### GIVEN EXERCISE
Transcribe the tail of the listing: start at the line containing "Output the text content of this document." and stop after the last line, keeping every character as is and adding nothing.

### DATA LINES
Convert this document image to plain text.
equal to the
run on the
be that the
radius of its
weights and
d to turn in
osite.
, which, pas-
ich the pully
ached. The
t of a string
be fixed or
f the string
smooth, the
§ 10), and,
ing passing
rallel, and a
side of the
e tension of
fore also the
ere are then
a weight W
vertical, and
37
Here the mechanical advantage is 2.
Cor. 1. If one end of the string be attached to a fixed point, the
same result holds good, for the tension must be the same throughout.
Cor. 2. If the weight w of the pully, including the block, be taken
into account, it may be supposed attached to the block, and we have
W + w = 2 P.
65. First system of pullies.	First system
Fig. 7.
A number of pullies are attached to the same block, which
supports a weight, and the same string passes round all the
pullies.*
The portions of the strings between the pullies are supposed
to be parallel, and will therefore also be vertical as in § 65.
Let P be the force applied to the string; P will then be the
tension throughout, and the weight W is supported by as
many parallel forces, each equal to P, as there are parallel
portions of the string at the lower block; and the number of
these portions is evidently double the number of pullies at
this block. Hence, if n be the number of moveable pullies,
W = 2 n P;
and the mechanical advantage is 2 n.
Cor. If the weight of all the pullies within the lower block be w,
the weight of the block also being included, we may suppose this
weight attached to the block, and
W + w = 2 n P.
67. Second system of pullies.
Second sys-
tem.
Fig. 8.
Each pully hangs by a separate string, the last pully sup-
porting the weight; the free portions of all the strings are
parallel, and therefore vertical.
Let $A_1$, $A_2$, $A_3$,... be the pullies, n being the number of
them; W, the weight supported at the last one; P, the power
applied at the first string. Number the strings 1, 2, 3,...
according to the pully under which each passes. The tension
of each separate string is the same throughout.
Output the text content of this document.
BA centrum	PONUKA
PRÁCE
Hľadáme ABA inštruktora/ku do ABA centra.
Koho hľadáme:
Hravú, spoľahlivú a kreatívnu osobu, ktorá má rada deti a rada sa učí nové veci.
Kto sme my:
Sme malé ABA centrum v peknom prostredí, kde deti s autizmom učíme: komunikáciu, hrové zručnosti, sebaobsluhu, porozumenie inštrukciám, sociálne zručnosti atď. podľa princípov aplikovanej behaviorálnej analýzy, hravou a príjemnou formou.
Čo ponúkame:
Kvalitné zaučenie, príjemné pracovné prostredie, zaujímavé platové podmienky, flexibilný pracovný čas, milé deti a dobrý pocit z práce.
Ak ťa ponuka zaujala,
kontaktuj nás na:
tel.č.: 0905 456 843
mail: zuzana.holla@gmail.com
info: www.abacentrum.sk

### CORRECT RESPONSE
Output the text content of this document.
BA centrum	PONUKA
PRÁCE
Hľadáme ABA inštruktora/ku do ABA centra.
Koho hľadáme:
Hravú, spoľahlivú a kreatívnu osobu, ktorá má rada deti a rada sa učí nové veci.
Kto sme my:
Sme malé ABA centrum v peknom prostredí, kde deti s autizmom učíme: komunikáciu, hrové zručnosti, sebaobsluhu, porozumenie inštrukciám, sociálne zručnosti atď. podľa princípov aplikovanej behaviorálnej analýzy, hravou a príjemnou formou.
Čo ponúkame:
Kvalitné zaučenie, príjemné pracovné prostredie, zaujímavé platové podmienky, flexibilný pracovný čas, milé deti a dobrý pocit z práce.
Ak ťa ponuka zaujala,
kontaktuj nás na:
tel.č.: 0905 456 843
mail: zuzana.holla@gmail.com
info: www.abacentrum.sk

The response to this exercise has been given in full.